→ DO THIS
Write the material out again exactly as it stands.

START DATASET CONTENT

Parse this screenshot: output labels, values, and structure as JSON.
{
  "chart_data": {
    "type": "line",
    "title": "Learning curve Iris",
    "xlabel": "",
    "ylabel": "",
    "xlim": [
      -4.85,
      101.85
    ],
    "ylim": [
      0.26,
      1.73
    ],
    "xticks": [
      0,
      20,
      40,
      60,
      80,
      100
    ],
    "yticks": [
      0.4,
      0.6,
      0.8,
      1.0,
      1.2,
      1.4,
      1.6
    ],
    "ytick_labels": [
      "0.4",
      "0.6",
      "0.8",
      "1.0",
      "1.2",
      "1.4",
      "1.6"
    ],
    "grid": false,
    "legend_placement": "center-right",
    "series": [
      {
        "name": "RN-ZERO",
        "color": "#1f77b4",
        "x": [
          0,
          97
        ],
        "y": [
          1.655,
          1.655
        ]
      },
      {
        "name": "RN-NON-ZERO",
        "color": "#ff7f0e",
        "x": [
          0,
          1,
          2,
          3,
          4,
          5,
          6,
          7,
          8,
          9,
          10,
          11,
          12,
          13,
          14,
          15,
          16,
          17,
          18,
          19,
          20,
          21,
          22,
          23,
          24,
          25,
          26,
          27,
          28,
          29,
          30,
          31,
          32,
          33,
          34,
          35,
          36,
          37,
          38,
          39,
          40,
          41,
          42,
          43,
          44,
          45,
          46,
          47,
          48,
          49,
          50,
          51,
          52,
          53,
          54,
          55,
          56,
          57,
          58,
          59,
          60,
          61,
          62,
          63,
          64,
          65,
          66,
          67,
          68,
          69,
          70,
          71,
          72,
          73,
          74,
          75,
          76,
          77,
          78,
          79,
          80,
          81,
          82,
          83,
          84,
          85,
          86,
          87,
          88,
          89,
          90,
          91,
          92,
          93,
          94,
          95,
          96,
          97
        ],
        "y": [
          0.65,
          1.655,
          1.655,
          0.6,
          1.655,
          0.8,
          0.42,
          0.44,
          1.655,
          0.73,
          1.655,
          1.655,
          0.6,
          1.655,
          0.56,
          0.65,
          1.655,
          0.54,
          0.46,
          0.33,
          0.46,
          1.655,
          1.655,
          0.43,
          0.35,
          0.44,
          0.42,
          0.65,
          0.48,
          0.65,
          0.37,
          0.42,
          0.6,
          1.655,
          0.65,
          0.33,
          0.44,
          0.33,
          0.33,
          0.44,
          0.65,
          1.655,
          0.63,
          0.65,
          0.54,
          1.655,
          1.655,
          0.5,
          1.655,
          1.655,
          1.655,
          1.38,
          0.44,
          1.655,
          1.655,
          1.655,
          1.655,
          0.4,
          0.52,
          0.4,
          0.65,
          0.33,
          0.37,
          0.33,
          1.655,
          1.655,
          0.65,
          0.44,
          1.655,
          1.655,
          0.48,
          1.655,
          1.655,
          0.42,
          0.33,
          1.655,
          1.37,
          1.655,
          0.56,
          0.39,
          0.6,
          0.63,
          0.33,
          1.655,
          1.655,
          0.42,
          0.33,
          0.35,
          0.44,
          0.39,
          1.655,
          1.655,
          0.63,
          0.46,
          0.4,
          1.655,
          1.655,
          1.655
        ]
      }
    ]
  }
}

END DATASET CONTENT

→ REPLY TO THE TASK
Parse this screenshot: output labels, values, and structure as JSON.
{
  "chart_data": {
    "type": "line",
    "title": "Learning curve Iris",
    "xlabel": "",
    "ylabel": "",
    "xlim": [
      -4.85,
      101.85
    ],
    "ylim": [
      0.26,
      1.73
    ],
    "xticks": [
      0,
      20,
      40,
      60,
      80,
      100
    ],
    "yticks": [
      0.4,
      0.6,
      0.8,
      1.0,
      1.2,
      1.4,
      1.6
    ],
    "ytick_labels": [
      "0.4",
      "0.6",
      "0.8",
      "1.0",
      "1.2",
      "1.4",
      "1.6"
    ],
    "grid": false,
    "legend_placement": "center-right",
    "series": [
      {
        "name": "RN-ZERO",
        "color": "#1f77b4",
        "x": [
          0,
          97
        ],
        "y": [
          1.655,
          1.655
        ]
      },
      {
        "name": "RN-NON-ZERO",
        "color": "#ff7f0e",
        "x": [
          0,
          1,
          2,
          3,
          4,
          5,
          6,
          7,
          8,
          9,
          10,
          11,
          12,
          13,
          14,
          15,
          16,
          17,
          18,
          19,
          20,
          21,
          22,
          23,
          24,
          25,
          26,
          27,
          28,
          29,
          30,
          31,
          32,
          33,
          34,
          35,
          36,
          37,
          38,
          39,
          40,
          41,
          42,
          43,
          44,
          45,
          46,
          47,
          48,
          49,
          50,
          51,
          52,
          53,
          54,
          55,
          56,
          57,
          58,
          59,
          60,
          61,
          62,
          63,
          64,
          65,
          66,
          67,
          68,
          69,
          70,
          71,
          72,
          73,
          74,
          75,
          76,
          77,
          78,
          79,
          80,
          81,
          82,
          83,
          84,
          85,
          86,
          87,
          88,
          89,
          90,
          91,
          92,
          93,
          94,
          95,
          96,
          97
        ],
        "y": [
          0.65,
          1.655,
          1.655,
          0.6,
          1.655,
          0.8,
          0.42,
          0.44,
          1.655,
          0.73,
          1.655,
          1.655,
          0.6,
          1.655,
          0.56,
          0.65,
          1.655,
          0.54,
          0.46,
          0.33,
          0.46,
          1.655,
          1.655,
          0.43,
          0.35,
          0.44,
          0.42,
          0.65,
          0.48,
          0.65,
          0.37,
          0.42,
          0.6,
          1.655,
          0.65,
          0.33,
          0.44,
          0.33,
          0.33,
          0.44,
          0.65,
          1.655,
          0.63,
          0.65,
          0.54,
          1.655,
          1.655,
          0.5,
          1.655,
          1.655,
          1.655,
          1.38,
          0.44,
          1.655,
          1.655,
          1.655,
          1.655,
          0.4,
          0.52,
          0.4,
          0.65,
          0.33,
          0.37,
          0.33,
          1.655,
          1.655,
          0.65,
          0.44,
          1.655,
          1.655,
          0.48,
          1.655,
          1.655,
          0.42,
          0.33,
          1.655,
          1.37,
          1.655,
          0.56,
          0.39,
          0.6,
          0.63,
          0.33,
          1.655,
          1.655,
          0.42,
          0.33,
          0.35,
          0.44,
          0.39,
          1.655,
          1.655,
          0.63,
          0.46,
          0.4,
          1.655,
          1.655,
          1.655
        ]
      }
    ]
  }
}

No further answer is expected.